**Exercise goal**
Go through the data below. List every line that holds the word "безъ".

[Dataset items]
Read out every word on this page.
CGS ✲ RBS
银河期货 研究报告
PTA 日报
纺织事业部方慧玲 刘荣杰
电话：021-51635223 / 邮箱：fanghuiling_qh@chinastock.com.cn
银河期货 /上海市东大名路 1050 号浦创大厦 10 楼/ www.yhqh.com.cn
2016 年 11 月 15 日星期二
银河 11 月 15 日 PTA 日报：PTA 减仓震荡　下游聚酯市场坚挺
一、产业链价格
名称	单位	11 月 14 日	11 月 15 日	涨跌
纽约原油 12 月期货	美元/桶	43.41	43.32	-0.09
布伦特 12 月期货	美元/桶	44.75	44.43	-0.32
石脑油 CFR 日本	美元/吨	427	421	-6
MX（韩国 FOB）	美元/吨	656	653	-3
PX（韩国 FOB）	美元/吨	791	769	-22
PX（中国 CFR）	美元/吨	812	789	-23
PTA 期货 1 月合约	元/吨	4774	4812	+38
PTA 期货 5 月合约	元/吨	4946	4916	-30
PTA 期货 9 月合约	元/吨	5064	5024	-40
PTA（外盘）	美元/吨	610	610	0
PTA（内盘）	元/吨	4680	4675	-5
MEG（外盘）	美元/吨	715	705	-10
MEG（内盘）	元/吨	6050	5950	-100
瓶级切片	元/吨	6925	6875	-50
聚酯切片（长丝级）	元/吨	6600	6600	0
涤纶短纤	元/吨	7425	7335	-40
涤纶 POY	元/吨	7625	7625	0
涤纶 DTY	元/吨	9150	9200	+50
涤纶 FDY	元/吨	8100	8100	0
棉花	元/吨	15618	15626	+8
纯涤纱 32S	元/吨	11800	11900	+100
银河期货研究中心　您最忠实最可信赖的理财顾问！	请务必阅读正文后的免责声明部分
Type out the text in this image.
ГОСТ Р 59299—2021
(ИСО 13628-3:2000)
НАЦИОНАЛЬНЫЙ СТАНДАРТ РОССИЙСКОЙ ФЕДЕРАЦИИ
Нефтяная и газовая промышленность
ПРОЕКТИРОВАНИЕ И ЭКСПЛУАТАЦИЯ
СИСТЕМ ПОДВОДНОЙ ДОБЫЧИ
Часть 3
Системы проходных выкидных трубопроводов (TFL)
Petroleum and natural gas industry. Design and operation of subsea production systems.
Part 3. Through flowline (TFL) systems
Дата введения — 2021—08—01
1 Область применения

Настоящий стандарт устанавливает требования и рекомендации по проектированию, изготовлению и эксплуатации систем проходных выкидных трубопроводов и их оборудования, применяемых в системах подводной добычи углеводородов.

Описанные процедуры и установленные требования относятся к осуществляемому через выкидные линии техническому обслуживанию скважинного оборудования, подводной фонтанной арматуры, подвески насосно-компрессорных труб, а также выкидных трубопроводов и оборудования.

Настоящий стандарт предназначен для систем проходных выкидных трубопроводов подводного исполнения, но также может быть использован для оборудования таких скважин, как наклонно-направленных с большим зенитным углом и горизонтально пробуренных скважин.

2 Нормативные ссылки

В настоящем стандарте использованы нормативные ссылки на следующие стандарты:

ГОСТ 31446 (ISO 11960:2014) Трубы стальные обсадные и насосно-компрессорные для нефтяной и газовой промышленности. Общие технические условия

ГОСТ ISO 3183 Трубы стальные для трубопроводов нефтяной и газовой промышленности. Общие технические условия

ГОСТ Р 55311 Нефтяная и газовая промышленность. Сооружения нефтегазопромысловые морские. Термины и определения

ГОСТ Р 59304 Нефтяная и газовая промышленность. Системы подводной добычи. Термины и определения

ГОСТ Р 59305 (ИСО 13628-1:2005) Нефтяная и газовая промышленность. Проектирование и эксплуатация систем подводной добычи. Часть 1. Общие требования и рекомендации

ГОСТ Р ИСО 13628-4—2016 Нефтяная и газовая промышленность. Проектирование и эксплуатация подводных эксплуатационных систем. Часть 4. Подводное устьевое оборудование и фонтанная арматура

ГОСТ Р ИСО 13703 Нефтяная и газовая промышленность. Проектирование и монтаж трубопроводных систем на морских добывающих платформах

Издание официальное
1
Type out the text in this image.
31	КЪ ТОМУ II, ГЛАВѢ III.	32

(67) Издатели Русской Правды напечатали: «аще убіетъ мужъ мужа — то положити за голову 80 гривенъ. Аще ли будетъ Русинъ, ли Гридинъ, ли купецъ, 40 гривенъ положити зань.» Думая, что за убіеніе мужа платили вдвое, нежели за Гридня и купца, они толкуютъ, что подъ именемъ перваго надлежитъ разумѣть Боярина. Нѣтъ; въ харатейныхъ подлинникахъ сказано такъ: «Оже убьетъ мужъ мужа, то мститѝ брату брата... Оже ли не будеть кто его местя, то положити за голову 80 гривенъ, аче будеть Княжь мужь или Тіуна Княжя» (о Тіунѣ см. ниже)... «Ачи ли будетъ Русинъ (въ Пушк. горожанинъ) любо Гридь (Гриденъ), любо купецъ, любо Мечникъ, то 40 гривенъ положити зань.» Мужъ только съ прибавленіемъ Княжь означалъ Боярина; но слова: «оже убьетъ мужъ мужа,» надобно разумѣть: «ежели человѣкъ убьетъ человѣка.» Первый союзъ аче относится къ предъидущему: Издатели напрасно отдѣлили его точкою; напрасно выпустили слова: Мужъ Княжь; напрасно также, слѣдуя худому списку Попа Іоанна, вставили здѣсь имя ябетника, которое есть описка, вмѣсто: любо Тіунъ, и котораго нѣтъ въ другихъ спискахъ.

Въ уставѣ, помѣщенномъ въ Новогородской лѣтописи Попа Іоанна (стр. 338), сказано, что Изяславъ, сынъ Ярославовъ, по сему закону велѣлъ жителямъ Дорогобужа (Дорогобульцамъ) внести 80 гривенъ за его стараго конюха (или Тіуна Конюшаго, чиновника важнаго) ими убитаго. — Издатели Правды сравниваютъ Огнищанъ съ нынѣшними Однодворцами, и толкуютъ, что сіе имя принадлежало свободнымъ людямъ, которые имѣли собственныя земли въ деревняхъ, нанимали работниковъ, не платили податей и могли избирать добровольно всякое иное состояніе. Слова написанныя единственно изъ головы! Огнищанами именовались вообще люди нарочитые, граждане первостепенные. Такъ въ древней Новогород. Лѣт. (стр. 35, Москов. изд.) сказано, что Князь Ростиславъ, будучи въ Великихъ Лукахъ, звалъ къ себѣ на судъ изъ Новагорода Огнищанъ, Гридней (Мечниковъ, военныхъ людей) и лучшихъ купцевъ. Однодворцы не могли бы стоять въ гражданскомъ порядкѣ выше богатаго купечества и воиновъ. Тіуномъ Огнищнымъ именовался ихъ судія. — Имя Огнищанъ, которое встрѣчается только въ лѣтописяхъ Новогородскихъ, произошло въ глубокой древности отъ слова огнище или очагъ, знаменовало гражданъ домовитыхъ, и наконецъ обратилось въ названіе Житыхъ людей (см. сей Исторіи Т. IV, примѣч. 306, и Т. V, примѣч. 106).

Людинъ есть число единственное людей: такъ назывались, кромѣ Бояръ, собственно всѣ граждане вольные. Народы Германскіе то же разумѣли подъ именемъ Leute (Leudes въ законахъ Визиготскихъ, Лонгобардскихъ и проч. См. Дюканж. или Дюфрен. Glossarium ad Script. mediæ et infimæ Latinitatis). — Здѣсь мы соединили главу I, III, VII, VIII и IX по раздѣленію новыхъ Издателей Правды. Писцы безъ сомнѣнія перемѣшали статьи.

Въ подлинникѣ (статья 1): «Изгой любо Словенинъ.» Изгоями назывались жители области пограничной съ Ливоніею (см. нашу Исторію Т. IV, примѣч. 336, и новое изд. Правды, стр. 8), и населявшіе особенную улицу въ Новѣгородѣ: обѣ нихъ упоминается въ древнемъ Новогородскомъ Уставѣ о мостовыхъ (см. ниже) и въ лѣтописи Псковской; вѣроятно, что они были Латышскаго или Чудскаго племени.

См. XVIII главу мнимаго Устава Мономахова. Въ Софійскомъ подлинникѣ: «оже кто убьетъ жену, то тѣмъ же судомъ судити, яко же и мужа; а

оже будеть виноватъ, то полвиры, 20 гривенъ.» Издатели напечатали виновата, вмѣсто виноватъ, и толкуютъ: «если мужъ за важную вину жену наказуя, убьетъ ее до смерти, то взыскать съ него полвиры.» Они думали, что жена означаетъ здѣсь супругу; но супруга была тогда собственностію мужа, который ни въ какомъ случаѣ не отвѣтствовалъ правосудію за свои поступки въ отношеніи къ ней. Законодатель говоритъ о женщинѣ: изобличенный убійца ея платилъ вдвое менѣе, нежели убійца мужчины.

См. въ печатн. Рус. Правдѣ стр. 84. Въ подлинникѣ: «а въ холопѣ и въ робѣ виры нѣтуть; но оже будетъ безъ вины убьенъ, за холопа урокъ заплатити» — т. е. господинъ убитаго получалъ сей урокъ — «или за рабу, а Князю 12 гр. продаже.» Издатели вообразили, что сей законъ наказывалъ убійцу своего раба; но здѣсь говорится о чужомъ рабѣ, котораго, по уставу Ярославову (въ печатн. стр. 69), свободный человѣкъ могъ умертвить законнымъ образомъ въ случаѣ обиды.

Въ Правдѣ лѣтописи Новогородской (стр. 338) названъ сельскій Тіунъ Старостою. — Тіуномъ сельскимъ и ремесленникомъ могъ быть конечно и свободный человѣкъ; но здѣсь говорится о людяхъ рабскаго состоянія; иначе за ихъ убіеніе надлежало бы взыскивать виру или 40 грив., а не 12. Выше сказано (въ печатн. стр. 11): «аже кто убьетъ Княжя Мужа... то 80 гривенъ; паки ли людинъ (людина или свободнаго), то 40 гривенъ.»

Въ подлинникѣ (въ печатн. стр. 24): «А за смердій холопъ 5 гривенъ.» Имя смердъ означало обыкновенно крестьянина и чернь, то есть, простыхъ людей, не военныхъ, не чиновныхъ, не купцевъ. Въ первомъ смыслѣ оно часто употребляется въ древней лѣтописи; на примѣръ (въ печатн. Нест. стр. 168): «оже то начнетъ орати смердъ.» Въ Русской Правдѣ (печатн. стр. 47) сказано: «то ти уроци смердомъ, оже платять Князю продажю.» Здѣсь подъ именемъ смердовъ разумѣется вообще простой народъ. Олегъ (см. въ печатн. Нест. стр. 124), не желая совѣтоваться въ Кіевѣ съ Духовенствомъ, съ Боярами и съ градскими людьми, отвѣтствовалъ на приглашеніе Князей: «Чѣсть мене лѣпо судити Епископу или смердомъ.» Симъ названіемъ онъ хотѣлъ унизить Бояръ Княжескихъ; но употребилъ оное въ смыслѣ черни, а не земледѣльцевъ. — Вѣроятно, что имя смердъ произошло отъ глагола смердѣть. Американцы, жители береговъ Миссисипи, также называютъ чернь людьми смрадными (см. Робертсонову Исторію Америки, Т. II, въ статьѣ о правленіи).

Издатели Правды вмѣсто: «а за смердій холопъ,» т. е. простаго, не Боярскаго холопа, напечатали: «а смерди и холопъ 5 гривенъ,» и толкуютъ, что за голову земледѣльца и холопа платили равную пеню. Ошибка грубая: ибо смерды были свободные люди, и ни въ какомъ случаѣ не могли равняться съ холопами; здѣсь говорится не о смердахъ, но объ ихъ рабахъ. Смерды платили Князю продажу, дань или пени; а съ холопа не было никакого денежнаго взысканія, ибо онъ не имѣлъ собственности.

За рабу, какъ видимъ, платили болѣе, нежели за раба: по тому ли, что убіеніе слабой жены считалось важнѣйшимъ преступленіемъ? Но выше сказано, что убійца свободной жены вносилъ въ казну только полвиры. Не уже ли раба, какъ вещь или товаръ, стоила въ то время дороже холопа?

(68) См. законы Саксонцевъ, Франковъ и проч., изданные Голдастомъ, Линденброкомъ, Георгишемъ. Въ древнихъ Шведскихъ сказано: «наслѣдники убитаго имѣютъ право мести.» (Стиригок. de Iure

**Output**
Людинъ есть число единственное людей: такъ назывались, кромѣ Бояръ, собственно всѣ граждане вольные. Народы Германскіе то же разумѣли подъ именемъ Leute (Leudes въ законахъ Визиготскихъ, Лонгобардскихъ и проч. См. Дюканж. или Дюфрен. Glossarium ad Script. mediæ et infimæ Latinitatis). — Здѣсь мы соединили главу I, III, VII, VIII и IX по раздѣленію новыхъ Издателей Правды. Писцы безъ сомнѣнія перемѣшали статьи.
См. въ печатн. Рус. Правдѣ стр. 84. Въ подлинникѣ: «а въ холопѣ и въ робѣ виры нѣтуть; но оже будетъ безъ вины убьенъ, за холопа урокъ заплатити» — т. е. господинъ убитаго получалъ сей урокъ — «или за рабу, а Князю 12 гр. продаже.» Издатели вообразили, что сей законъ наказывалъ убійцу своего раба; но здѣсь говорится о чужомъ рабѣ, котораго, по уставу Ярославову (въ печатн. стр. 69), свободный человѣкъ могъ умертвить законнымъ образомъ въ случаѣ обиды.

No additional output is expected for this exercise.